▸ **Listing**
---
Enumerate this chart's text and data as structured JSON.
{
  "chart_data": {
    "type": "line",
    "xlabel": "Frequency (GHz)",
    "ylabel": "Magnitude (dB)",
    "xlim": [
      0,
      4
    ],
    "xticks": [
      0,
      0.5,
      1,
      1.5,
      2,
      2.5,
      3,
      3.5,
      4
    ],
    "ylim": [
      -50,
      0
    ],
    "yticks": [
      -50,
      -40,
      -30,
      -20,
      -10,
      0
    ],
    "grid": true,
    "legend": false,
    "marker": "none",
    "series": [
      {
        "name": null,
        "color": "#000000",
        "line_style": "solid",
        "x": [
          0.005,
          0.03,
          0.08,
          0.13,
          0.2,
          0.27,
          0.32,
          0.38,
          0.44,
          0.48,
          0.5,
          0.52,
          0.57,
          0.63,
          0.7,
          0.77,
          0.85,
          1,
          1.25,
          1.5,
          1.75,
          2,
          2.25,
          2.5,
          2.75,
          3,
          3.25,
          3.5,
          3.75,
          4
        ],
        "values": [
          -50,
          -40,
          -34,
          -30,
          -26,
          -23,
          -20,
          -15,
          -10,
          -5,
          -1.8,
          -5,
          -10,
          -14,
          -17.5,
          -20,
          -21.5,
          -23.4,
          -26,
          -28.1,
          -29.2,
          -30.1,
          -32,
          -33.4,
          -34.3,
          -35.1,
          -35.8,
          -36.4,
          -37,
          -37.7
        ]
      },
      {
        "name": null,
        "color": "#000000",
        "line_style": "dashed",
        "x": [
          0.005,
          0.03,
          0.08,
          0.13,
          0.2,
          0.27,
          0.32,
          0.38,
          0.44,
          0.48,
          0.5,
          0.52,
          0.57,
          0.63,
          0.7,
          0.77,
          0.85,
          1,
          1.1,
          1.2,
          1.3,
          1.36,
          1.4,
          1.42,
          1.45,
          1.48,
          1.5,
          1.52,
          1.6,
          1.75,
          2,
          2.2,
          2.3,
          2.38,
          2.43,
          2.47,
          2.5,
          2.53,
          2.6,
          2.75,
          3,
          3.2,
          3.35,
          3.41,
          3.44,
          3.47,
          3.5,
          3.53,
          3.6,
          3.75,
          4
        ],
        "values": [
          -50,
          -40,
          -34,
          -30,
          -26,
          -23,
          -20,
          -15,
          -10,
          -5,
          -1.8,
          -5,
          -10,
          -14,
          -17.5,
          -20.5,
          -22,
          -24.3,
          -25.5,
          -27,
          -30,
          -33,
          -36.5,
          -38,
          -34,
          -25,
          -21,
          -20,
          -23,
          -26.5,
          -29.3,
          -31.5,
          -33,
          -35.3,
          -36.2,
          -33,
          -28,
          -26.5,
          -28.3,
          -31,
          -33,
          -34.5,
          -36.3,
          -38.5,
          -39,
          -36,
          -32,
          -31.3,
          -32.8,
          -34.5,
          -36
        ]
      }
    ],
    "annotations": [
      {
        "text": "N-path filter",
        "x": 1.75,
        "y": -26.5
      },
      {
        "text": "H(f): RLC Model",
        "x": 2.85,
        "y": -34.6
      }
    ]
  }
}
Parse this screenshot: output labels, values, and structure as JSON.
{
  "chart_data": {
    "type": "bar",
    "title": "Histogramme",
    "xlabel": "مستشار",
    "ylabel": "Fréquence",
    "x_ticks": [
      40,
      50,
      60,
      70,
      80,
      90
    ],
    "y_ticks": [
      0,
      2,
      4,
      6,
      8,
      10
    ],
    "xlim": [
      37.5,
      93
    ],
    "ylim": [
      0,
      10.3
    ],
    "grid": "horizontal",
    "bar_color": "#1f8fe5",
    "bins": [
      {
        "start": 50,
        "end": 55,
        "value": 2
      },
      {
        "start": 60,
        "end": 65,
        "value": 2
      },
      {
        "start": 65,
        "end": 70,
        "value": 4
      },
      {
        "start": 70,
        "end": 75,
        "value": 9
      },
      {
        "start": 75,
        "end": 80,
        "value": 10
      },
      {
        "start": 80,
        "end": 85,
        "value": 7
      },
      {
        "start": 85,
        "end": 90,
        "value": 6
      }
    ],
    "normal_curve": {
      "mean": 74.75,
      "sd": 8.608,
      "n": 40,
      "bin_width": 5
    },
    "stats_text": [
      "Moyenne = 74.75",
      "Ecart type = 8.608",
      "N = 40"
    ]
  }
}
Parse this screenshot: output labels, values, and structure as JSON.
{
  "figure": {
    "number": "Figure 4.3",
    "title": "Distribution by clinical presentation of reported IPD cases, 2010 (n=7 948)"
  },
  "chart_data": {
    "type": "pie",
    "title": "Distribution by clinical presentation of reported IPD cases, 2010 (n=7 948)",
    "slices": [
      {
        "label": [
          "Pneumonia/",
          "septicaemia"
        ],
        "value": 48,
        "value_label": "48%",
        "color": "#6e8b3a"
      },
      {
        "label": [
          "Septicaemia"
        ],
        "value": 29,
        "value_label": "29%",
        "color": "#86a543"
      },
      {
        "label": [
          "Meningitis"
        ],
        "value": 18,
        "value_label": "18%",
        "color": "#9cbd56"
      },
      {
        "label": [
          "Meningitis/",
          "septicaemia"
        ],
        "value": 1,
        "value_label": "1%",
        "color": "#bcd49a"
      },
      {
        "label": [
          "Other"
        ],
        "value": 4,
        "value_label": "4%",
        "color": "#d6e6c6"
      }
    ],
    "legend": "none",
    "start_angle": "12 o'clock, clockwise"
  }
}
---
▸ **What the task asks**
Make an exact copy of the material above.

▸ **Complete output**
Enumerate this chart's text and data as structured JSON.
{
  "chart_data": {
    "type": "line",
    "xlabel": "Frequency (GHz)",
    "ylabel": "Magnitude (dB)",
    "xlim": [
      0,
      4
    ],
    "xticks": [
      0,
      0.5,
      1,
      1.5,
      2,
      2.5,
      3,
      3.5,
      4
    ],
    "ylim": [
      -50,
      0
    ],
    "yticks": [
      -50,
      -40,
      -30,
      -20,
      -10,
      0
    ],
    "grid": true,
    "legend": false,
    "marker": "none",
    "series": [
      {
        "name": null,
        "color": "#000000",
        "line_style": "solid",
        "x": [
          0.005,
          0.03,
          0.08,
          0.13,
          0.2,
          0.27,
          0.32,
          0.38,
          0.44,
          0.48,
          0.5,
          0.52,
          0.57,
          0.63,
          0.7,
          0.77,
          0.85,
          1,
          1.25,
          1.5,
          1.75,
          2,
          2.25,
          2.5,
          2.75,
          3,
          3.25,
          3.5,
          3.75,
          4
        ],
        "values": [
          -50,
          -40,
          -34,
          -30,
          -26,
          -23,
          -20,
          -15,
          -10,
          -5,
          -1.8,
          -5,
          -10,
          -14,
          -17.5,
          -20,
          -21.5,
          -23.4,
          -26,
          -28.1,
          -29.2,
          -30.1,
          -32,
          -33.4,
          -34.3,
          -35.1,
          -35.8,
          -36.4,
          -37,
          -37.7
        ]
      },
      {
        "name": null,
        "color": "#000000",
        "line_style": "dashed",
        "x": [
          0.005,
          0.03,
          0.08,
          0.13,
          0.2,
          0.27,
          0.32,
          0.38,
          0.44,
          0.48,
          0.5,
          0.52,
          0.57,
          0.63,
          0.7,
          0.77,
          0.85,
          1,
          1.1,
          1.2,
          1.3,
          1.36,
          1.4,
          1.42,
          1.45,
          1.48,
          1.5,
          1.52,
          1.6,
          1.75,
          2,
          2.2,
          2.3,
          2.38,
          2.43,
          2.47,
          2.5,
          2.53,
          2.6,
          2.75,
          3,
          3.2,
          3.35,
          3.41,
          3.44,
          3.47,
          3.5,
          3.53,
          3.6,
          3.75,
          4
        ],
        "values": [
          -50,
          -40,
          -34,
          -30,
          -26,
          -23,
          -20,
          -15,
          -10,
          -5,
          -1.8,
          -5,
          -10,
          -14,
          -17.5,
          -20.5,
          -22,
          -24.3,
          -25.5,
          -27,
          -30,
          -33,
          -36.5,
          -38,
          -34,
          -25,
          -21,
          -20,
          -23,
          -26.5,
          -29.3,
          -31.5,
          -33,
          -35.3,
          -36.2,
          -33,
          -28,
          -26.5,
          -28.3,
          -31,
          -33,
          -34.5,
          -36.3,
          -38.5,
          -39,
          -36,
          -32,
          -31.3,
          -32.8,
          -34.5,
          -36
        ]
      }
    ],
    "annotations": [
      {
        "text": "N-path filter",
        "x": 1.75,
        "y": -26.5
      },
      {
        "text": "H(f): RLC Model",
        "x": 2.85,
        "y": -34.6
      }
    ]
  }
}
Parse this screenshot: output labels, values, and structure as JSON.
{
  "chart_data": {
    "type": "bar",
    "title": "Histogramme",
    "xlabel": "مستشار",
    "ylabel": "Fréquence",
    "x_ticks": [
      40,
      50,
      60,
      70,
      80,
      90
    ],
    "y_ticks": [
      0,
      2,
      4,
      6,
      8,
      10
    ],
    "xlim": [
      37.5,
      93
    ],
    "ylim": [
      0,
      10.3
    ],
    "grid": "horizontal",
    "bar_color": "#1f8fe5",
    "bins": [
      {
        "start": 50,
        "end": 55,
        "value": 2
      },
      {
        "start": 60,
        "end": 65,
        "value": 2
      },
      {
        "start": 65,
        "end": 70,
        "value": 4
      },
      {
        "start": 70,
        "end": 75,
        "value": 9
      },
      {
        "start": 75,
        "end": 80,
        "value": 10
      },
      {
        "start": 80,
        "end": 85,
        "value": 7
      },
      {
        "start": 85,
        "end": 90,
        "value": 6
      }
    ],
    "normal_curve": {
      "mean": 74.75,
      "sd": 8.608,
      "n": 40,
      "bin_width": 5
    },
    "stats_text": [
      "Moyenne = 74.75",
      "Ecart type = 8.608",
      "N = 40"
    ]
  }
}
Parse this screenshot: output labels, values, and structure as JSON.
{
  "figure": {
    "number": "Figure 4.3",
    "title": "Distribution by clinical presentation of reported IPD cases, 2010 (n=7 948)"
  },
  "chart_data": {
    "type": "pie",
    "title": "Distribution by clinical presentation of reported IPD cases, 2010 (n=7 948)",
    "slices": [
      {
        "label": [
          "Pneumonia/",
          "septicaemia"
        ],
        "value": 48,
        "value_label": "48%",
        "color": "#6e8b3a"
      },
      {
        "label": [
          "Septicaemia"
        ],
        "value": 29,
        "value_label": "29%",
        "color": "#86a543"
      },
      {
        "label": [
          "Meningitis"
        ],
        "value": 18,
        "value_label": "18%",
        "color": "#9cbd56"
      },
      {
        "label": [
          "Meningitis/",
          "septicaemia"
        ],
        "value": 1,
        "value_label": "1%",
        "color": "#bcd49a"
      },
      {
        "label": [
          "Other"
        ],
        "value": 4,
        "value_label": "4%",
        "color": "#d6e6c6"
      }
    ],
    "legend": "none",
    "start_angle": "12 o'clock, clockwise"
  }
}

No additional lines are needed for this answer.